• _Zu bearbeitende Einträge_:
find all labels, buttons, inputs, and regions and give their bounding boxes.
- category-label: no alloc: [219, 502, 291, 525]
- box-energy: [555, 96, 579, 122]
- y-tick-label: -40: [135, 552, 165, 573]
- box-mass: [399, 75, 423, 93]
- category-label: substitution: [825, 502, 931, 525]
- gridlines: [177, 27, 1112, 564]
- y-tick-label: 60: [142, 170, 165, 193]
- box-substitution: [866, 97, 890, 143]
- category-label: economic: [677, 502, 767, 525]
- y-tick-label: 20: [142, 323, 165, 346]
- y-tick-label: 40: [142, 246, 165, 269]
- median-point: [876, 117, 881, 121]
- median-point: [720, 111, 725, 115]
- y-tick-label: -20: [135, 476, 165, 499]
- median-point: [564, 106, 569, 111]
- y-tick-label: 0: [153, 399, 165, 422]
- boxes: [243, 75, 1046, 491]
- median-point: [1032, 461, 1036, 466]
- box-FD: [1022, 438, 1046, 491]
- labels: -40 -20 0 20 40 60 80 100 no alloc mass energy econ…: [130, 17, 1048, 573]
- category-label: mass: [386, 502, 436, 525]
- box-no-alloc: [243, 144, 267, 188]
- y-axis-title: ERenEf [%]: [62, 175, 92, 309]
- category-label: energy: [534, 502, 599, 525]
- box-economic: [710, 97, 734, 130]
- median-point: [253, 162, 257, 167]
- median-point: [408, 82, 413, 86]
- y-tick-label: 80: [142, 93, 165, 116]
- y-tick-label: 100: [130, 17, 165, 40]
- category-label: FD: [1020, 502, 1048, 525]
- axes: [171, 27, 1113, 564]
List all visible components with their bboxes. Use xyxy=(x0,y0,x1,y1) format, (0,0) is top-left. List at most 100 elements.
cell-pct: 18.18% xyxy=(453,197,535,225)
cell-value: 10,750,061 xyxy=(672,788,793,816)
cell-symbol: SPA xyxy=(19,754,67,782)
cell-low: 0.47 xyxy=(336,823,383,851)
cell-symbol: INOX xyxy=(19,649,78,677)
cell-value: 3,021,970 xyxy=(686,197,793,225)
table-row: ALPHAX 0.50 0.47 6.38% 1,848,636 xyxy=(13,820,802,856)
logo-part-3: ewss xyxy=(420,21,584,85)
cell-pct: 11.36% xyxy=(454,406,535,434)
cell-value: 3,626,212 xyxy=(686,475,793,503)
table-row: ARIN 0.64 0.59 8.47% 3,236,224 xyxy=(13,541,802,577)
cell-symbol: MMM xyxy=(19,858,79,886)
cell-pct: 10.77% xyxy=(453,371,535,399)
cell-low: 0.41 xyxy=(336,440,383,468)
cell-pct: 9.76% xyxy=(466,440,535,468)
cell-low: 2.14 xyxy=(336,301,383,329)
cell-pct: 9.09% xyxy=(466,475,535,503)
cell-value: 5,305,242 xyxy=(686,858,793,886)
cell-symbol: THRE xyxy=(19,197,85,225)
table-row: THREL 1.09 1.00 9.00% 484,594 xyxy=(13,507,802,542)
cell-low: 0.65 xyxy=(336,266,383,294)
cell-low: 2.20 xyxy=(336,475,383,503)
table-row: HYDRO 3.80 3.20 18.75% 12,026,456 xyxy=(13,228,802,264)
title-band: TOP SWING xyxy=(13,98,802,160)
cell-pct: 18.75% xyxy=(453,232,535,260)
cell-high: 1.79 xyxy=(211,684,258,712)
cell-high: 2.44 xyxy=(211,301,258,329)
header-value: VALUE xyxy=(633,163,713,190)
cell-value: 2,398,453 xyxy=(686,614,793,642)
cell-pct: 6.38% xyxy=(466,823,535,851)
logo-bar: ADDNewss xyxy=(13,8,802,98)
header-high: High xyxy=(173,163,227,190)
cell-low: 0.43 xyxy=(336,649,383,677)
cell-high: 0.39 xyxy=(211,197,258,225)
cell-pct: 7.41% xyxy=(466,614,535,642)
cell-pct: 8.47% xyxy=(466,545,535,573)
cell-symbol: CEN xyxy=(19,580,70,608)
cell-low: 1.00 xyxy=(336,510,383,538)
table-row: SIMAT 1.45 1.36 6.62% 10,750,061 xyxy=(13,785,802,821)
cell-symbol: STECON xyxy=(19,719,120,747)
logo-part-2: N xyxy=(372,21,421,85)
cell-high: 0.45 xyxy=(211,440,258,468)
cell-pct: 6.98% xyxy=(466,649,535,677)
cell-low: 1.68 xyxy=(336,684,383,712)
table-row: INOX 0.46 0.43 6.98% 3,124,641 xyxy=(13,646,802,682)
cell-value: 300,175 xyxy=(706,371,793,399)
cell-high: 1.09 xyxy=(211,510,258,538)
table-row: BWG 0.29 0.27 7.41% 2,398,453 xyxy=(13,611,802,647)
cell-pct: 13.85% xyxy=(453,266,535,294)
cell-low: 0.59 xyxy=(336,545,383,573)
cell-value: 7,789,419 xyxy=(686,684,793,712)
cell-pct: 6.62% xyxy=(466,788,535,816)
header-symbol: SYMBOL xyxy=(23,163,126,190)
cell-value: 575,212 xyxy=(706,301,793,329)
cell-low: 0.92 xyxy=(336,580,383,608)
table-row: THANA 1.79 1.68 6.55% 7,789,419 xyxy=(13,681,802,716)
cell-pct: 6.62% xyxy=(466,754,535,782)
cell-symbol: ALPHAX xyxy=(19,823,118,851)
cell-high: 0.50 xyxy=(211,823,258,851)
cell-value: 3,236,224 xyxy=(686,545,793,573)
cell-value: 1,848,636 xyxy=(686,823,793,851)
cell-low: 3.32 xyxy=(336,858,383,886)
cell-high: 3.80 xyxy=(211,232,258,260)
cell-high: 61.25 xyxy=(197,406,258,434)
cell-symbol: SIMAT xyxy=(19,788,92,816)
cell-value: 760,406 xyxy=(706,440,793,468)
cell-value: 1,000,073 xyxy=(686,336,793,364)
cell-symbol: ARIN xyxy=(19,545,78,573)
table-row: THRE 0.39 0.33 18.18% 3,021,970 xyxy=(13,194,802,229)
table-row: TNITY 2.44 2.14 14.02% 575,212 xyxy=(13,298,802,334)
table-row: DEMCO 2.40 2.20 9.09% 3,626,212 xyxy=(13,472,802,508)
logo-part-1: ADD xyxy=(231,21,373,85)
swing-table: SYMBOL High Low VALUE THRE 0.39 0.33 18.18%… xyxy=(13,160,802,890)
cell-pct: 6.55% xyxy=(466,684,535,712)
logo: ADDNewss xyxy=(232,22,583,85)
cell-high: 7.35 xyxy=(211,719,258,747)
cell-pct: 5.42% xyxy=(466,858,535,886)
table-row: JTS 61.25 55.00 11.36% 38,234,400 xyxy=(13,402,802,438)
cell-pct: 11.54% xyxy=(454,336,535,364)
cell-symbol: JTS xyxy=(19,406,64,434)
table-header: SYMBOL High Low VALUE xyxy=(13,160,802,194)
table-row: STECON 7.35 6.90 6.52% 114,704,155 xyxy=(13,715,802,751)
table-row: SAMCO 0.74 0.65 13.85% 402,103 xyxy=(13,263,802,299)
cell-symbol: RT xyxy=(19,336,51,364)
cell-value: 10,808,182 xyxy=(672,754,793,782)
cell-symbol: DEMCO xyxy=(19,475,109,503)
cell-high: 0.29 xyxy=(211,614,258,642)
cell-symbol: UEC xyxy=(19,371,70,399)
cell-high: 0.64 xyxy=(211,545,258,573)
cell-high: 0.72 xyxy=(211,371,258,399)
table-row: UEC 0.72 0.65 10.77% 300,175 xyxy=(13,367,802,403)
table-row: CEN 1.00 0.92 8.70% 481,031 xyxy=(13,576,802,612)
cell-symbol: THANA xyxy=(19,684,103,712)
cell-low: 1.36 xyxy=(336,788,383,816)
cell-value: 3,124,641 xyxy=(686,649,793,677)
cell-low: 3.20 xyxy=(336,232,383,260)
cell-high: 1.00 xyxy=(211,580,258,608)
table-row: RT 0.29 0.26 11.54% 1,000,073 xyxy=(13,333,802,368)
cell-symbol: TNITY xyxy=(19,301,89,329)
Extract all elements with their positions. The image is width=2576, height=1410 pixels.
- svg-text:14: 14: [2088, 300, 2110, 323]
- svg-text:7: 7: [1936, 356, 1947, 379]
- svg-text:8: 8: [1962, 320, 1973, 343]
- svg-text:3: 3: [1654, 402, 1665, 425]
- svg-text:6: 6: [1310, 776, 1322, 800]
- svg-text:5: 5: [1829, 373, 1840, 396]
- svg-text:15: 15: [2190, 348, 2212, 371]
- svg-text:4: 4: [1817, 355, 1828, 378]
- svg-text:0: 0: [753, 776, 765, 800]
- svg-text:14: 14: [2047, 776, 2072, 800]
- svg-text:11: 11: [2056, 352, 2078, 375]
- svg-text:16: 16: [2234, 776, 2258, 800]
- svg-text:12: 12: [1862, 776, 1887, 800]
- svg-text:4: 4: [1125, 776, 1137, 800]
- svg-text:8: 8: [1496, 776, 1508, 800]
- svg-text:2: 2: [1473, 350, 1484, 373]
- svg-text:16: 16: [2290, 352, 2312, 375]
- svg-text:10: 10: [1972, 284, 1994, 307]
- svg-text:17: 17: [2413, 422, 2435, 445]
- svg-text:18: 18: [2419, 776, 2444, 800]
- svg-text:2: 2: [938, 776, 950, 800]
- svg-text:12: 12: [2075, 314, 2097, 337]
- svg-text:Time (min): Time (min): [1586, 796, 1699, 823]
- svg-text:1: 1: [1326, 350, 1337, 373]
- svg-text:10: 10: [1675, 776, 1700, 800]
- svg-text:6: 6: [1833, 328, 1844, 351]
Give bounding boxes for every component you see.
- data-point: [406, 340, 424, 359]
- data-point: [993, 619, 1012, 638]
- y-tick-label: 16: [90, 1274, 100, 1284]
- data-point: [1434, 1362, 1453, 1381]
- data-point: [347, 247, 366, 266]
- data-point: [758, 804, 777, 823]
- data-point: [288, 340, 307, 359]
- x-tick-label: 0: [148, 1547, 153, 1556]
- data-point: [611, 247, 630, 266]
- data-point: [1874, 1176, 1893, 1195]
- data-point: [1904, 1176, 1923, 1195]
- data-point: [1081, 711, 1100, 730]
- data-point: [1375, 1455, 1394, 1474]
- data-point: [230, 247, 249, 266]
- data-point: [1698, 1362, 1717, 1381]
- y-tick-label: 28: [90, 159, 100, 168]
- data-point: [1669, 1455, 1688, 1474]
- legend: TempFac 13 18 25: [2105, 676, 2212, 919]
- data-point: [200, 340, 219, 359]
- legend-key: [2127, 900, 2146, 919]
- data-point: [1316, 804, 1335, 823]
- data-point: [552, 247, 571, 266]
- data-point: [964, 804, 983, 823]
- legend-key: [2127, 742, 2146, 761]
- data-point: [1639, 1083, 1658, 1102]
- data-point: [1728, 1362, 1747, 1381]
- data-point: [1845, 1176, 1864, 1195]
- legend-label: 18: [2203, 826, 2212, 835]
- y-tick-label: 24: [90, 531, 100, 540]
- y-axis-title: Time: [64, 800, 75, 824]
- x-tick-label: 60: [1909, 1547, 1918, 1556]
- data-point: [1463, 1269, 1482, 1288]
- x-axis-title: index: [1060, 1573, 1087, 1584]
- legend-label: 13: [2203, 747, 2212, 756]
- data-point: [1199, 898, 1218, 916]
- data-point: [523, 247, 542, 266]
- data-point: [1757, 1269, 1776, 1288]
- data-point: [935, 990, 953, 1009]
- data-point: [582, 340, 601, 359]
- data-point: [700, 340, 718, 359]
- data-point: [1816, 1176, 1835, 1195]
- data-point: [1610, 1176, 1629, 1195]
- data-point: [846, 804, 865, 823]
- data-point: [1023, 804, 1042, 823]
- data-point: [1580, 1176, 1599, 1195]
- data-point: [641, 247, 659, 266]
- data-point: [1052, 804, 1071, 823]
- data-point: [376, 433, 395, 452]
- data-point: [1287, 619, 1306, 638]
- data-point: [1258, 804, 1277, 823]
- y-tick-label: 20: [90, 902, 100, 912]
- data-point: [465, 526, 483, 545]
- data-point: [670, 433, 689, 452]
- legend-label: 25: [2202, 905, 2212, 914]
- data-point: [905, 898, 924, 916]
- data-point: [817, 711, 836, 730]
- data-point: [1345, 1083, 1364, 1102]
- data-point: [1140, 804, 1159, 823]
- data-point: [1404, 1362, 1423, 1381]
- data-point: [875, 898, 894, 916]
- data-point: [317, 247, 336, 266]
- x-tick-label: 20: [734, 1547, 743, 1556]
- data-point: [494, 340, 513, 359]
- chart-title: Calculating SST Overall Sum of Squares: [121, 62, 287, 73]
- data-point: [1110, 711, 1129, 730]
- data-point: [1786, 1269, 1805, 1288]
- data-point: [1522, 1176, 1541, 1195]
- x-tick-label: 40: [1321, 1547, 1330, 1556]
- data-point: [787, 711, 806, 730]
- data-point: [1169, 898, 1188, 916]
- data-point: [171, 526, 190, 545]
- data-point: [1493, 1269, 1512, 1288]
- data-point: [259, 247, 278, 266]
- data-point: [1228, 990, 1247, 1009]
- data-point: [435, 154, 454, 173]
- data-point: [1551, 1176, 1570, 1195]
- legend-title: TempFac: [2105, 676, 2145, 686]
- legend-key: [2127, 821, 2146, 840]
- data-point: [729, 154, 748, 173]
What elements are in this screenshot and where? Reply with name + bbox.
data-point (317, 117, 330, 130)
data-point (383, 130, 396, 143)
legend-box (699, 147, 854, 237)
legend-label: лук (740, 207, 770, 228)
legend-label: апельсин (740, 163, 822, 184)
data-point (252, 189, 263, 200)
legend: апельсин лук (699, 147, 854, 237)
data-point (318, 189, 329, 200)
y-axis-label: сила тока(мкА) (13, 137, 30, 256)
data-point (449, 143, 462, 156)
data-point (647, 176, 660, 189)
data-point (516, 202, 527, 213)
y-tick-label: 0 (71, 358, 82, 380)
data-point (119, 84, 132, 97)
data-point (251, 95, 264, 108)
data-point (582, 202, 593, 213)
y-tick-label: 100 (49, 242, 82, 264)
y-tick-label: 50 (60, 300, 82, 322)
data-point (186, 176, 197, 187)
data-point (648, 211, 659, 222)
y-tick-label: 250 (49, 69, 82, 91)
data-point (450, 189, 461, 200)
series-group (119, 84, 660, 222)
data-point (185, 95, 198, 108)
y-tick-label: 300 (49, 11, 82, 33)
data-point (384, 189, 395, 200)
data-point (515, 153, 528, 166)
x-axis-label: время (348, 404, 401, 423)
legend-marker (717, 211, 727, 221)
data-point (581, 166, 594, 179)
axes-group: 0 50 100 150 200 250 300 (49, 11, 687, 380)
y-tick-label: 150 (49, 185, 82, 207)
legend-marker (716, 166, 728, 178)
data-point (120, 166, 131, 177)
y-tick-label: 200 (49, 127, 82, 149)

• _Ziel der Übung_: Schreib die Einträge Zeichen für Zeichen ab. Fang ganz am Anfang an und hör mit der Zeile auf, in der "cell-pct: 10.77% xyxy=(453,371,535,399)" steht, diese Zeile eingeschlossen.

• _Lösung der Übung_:
find all labels, buttons, inputs, and regions and give their bounding boxes.
- category-label: no alloc: [219, 502, 291, 525]
- box-energy: [555, 96, 579, 122]
- y-tick-label: -40: [135, 552, 165, 573]
- box-mass: [399, 75, 423, 93]
- category-label: substitution: [825, 502, 931, 525]
- gridlines: [177, 27, 1112, 564]
- y-tick-label: 60: [142, 170, 165, 193]
- box-substitution: [866, 97, 890, 143]
- category-label: economic: [677, 502, 767, 525]
- y-tick-label: 20: [142, 323, 165, 346]
- y-tick-label: 40: [142, 246, 165, 269]
- median-point: [876, 117, 881, 121]
- median-point: [720, 111, 725, 115]
- y-tick-label: -20: [135, 476, 165, 499]
- median-point: [564, 106, 569, 111]
- y-tick-label: 0: [153, 399, 165, 422]
- boxes: [243, 75, 1046, 491]
- median-point: [1032, 461, 1036, 466]
- box-FD: [1022, 438, 1046, 491]
- labels: -40 -20 0 20 40 60 80 100 no alloc mass energy econ…: [130, 17, 1048, 573]
- category-label: mass: [386, 502, 436, 525]
- box-no-alloc: [243, 144, 267, 188]
- y-axis-title: ERenEf [%]: [62, 175, 92, 309]
- category-label: energy: [534, 502, 599, 525]
- box-economic: [710, 97, 734, 130]
- median-point: [253, 162, 257, 167]
- median-point: [408, 82, 413, 86]
- y-tick-label: 80: [142, 93, 165, 116]
- y-tick-label: 100: [130, 17, 165, 40]
- category-label: FD: [1020, 502, 1048, 525]
- axes: [171, 27, 1113, 564]
List all visible components with their bboxes. Use xyxy=(x0,y0,x1,y1) format, (0,0) is top-left. List at most 100 elements.
cell-pct: 18.18% xyxy=(453,197,535,225)
cell-value: 10,750,061 xyxy=(672,788,793,816)
cell-symbol: SPA xyxy=(19,754,67,782)
cell-low: 0.47 xyxy=(336,823,383,851)
cell-symbol: INOX xyxy=(19,649,78,677)
cell-value: 3,021,970 xyxy=(686,197,793,225)
table-row: ALPHAX 0.50 0.47 6.38% 1,848,636 xyxy=(13,820,802,856)
logo-part-3: ewss xyxy=(420,21,584,85)
cell-pct: 11.36% xyxy=(454,406,535,434)
cell-value: 3,626,212 xyxy=(686,475,793,503)
table-row: ARIN 0.64 0.59 8.47% 3,236,224 xyxy=(13,541,802,577)
cell-symbol: MMM xyxy=(19,858,79,886)
cell-pct: 10.77% xyxy=(453,371,535,399)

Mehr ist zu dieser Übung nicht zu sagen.